● **WHAT TO WORK ON**: Recast the data as a numbered list, starting at its first line and ending with the line that contains "double-chevron-icon (107, 380, 119, 390)". Include both end lines and drop any blank lines.

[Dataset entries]
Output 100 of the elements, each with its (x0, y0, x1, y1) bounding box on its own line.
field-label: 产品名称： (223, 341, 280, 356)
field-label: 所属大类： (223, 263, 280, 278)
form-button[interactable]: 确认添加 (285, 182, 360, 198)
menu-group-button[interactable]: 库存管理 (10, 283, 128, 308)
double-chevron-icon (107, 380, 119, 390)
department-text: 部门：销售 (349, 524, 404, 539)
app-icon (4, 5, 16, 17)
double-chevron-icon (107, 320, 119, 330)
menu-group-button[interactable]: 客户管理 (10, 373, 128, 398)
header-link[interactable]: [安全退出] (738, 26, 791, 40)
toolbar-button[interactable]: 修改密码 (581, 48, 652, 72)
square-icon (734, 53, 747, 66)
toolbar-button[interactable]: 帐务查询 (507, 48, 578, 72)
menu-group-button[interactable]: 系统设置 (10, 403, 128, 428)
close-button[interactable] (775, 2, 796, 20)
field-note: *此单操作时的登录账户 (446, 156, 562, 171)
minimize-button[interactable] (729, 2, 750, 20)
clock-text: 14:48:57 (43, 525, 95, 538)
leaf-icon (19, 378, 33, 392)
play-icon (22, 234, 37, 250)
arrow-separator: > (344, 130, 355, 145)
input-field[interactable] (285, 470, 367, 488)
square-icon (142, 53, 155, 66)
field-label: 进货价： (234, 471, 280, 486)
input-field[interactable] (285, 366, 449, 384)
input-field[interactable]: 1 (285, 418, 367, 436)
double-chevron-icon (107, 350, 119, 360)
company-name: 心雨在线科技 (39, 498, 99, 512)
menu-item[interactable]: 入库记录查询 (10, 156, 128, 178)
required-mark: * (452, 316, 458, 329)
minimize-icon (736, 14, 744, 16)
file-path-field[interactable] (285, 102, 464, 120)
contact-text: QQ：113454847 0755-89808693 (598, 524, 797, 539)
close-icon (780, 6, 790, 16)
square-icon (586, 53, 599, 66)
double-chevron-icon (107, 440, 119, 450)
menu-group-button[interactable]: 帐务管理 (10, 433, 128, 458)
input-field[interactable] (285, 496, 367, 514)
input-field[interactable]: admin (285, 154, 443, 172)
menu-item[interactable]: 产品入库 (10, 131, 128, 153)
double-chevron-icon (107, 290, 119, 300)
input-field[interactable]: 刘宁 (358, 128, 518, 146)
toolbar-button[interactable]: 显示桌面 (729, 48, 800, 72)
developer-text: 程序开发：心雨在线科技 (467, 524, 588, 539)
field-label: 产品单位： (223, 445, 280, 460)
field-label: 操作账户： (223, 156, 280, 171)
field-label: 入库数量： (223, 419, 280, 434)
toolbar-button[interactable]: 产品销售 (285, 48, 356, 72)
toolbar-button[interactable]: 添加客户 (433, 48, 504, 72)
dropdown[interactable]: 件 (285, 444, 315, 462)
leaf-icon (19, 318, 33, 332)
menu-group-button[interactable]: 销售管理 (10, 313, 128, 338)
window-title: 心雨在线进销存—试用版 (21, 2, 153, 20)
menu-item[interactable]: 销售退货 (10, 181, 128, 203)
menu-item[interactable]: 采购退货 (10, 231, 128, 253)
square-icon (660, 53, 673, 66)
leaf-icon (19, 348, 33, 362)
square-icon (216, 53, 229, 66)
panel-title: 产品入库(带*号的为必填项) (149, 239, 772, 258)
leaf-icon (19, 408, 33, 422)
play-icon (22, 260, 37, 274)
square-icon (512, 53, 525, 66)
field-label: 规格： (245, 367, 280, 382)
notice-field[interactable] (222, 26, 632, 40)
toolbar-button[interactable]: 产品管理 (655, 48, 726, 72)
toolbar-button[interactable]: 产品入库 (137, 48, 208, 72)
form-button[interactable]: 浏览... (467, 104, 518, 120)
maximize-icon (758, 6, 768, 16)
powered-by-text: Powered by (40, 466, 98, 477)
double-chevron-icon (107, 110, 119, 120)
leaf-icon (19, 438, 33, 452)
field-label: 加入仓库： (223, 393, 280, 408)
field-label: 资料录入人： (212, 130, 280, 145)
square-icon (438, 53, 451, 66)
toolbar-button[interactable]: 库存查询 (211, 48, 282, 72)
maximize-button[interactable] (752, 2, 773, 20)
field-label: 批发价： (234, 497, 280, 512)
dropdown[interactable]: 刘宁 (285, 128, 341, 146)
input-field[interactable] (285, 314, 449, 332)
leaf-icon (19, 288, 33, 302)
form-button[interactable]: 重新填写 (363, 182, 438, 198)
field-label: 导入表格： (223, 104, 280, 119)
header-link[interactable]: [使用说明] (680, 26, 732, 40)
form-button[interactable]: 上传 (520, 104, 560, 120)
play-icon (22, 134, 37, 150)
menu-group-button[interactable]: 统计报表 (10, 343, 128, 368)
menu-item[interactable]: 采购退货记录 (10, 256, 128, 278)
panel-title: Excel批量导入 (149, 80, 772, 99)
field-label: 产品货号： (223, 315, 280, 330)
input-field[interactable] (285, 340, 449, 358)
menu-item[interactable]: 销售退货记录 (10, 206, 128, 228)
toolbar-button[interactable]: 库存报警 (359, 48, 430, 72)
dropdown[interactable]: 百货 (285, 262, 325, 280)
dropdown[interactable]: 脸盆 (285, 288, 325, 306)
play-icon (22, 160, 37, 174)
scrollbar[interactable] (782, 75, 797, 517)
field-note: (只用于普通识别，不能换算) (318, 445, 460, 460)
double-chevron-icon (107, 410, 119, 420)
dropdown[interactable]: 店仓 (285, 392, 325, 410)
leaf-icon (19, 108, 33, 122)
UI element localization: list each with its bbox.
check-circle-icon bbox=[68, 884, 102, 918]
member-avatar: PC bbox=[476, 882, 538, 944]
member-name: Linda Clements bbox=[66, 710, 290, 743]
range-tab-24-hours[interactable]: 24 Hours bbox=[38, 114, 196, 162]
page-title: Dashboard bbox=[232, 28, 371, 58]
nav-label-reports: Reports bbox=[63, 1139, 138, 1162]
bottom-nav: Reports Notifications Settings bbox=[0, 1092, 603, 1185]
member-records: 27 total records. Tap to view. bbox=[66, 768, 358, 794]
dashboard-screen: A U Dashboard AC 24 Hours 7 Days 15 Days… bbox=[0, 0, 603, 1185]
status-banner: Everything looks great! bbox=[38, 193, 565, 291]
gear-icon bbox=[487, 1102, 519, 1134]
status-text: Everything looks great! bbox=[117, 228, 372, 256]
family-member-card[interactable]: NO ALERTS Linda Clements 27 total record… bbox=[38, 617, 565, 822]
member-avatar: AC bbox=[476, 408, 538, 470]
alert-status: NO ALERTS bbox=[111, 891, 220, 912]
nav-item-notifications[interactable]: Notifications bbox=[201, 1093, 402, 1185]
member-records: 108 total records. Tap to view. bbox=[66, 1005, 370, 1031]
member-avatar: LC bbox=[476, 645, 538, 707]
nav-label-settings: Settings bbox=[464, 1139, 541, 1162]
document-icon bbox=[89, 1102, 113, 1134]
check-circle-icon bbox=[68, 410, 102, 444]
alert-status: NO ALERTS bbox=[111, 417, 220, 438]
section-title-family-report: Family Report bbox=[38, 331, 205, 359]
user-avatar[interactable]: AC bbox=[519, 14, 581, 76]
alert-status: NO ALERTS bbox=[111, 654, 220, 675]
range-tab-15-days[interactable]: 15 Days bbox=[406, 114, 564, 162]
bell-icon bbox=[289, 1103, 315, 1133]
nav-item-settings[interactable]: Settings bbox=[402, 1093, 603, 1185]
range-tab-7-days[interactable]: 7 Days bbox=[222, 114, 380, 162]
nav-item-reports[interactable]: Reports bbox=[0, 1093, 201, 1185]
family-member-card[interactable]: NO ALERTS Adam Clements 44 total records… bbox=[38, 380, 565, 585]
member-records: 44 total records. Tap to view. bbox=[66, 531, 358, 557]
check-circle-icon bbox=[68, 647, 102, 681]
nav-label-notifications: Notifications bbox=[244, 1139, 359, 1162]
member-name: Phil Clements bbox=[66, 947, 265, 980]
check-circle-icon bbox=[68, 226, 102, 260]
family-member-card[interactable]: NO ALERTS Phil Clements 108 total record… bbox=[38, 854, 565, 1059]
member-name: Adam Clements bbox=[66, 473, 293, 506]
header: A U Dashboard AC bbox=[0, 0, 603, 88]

● **SOLUTION TO THIS PROBLEM**:
1. Output 100 of the elements, each with its (x0, y0, x1, y1) bounding box on its own line.
2. field-label: 产品名称： (223, 341, 280, 356)
3. field-label: 所属大类： (223, 263, 280, 278)
4. form-button[interactable]: 确认添加 (285, 182, 360, 198)
5. menu-group-button[interactable]: 库存管理 (10, 283, 128, 308)
6. double-chevron-icon (107, 380, 119, 390)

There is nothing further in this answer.